* _Challenge_
Repeat each line of the material exactly.

· · ·

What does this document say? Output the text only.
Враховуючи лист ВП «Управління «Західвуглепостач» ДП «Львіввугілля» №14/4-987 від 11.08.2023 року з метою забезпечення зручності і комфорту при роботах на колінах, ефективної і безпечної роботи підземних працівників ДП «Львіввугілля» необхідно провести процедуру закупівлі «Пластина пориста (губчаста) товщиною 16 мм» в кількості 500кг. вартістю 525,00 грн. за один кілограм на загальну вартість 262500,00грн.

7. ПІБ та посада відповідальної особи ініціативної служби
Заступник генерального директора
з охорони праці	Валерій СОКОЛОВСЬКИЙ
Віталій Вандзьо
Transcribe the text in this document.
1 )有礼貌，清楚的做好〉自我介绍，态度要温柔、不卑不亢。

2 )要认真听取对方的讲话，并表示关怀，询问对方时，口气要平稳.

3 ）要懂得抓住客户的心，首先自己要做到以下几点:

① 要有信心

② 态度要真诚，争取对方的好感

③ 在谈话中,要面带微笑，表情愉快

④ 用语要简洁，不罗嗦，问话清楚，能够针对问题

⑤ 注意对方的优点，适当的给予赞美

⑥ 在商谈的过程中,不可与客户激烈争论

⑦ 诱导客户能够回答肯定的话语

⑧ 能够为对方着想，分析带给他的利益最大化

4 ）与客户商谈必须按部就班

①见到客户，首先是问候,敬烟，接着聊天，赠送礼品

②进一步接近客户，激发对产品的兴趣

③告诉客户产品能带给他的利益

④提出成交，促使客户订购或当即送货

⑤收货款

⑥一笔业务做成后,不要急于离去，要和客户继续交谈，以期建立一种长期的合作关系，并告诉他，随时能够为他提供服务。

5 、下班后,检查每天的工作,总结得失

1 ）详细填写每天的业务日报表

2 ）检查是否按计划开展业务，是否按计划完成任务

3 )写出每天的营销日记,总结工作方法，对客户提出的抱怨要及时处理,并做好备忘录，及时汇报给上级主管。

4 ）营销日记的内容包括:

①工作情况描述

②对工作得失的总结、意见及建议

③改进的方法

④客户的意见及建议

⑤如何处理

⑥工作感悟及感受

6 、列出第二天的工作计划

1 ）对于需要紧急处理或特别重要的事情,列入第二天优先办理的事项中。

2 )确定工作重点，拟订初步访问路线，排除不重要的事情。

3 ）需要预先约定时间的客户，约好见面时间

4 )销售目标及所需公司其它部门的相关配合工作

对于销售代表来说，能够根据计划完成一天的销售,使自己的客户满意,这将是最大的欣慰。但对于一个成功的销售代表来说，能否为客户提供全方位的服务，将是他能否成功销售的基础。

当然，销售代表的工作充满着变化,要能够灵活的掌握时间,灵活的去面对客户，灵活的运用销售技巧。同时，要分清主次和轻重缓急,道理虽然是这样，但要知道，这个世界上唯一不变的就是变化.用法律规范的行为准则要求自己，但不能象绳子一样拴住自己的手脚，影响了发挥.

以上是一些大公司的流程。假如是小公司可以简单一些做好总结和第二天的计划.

· · ·

* _Response_
What does this document say? Output the text only.
Враховуючи лист ВП «Управління «Західвуглепостач» ДП «Львіввугілля» №14/4-987 від 11.08.2023 року з метою забезпечення зручності і комфорту при роботах на колінах, ефективної і безпечної роботи підземних працівників ДП «Львіввугілля» необхідно провести процедуру закупівлі «Пластина пориста (губчаста) товщиною 16 мм» в кількості 500кг. вартістю 525,00 грн. за один кілограм на загальну вартість 262500,00грн.

7. ПІБ та посада відповідальної особи ініціативної служби
Заступник генерального директора
з охорони праці	Валерій СОКОЛОВСЬКИЙ
Віталій Вандзьо
Transcribe the text in this document.
1 )有礼貌，清楚的做好〉自我介绍，态度要温柔、不卑不亢。

2 )要认真听取对方的讲话，并表示关怀，询问对方时，口气要平稳.

3 ）要懂得抓住客户的心，首先自己要做到以下几点:

① 要有信心

② 态度要真诚，争取对方的好感

③ 在谈话中,要面带微笑，表情愉快

④ 用语要简洁，不罗嗦，问话清楚，能够针对问题

⑤ 注意对方的优点，适当的给予赞美

⑥ 在商谈的过程中,不可与客户激烈争论

⑦ 诱导客户能够回答肯定的话语

⑧ 能够为对方着想，分析带给他的利益最大化

4 ）与客户商谈必须按部就班

①见到客户，首先是问候,敬烟，接着聊天，赠送礼品

②进一步接近客户，激发对产品的兴趣

③告诉客户产品能带给他的利益

④提出成交，促使客户订购或当即送货

⑤收货款

⑥一笔业务做成后,不要急于离去，要和客户继续交谈，以期建立一种长期的合作关系，并告诉他，随时能够为他提供服务。

5 、下班后,检查每天的工作,总结得失

1 ）详细填写每天的业务日报表

2 ）检查是否按计划开展业务，是否按计划完成任务

3 )写出每天的营销日记,总结工作方法，对客户提出的抱怨要及时处理,并做好备忘录，及时汇报给上级主管。

4 ）营销日记的内容包括:

①工作情况描述

②对工作得失的总结、意见及建议

③改进的方法

④客户的意见及建议

⑤如何处理

⑥工作感悟及感受

6 、列出第二天的工作计划

1 ）对于需要紧急处理或特别重要的事情,列入第二天优先办理的事项中。

2 )确定工作重点，拟订初步访问路线，排除不重要的事情。

3 ）需要预先约定时间的客户，约好见面时间

4 )销售目标及所需公司其它部门的相关配合工作

对于销售代表来说，能够根据计划完成一天的销售,使自己的客户满意,这将是最大的欣慰。但对于一个成功的销售代表来说，能否为客户提供全方位的服务，将是他能否成功销售的基础。

当然，销售代表的工作充满着变化,要能够灵活的掌握时间,灵活的去面对客户，灵活的运用销售技巧。同时，要分清主次和轻重缓急,道理虽然是这样，但要知道，这个世界上唯一不变的就是变化.用法律规范的行为准则要求自己，但不能象绳子一样拴住自己的手脚，影响了发挥.

以上是一些大公司的流程。假如是小公司可以简单一些做好总结和第二天的计划.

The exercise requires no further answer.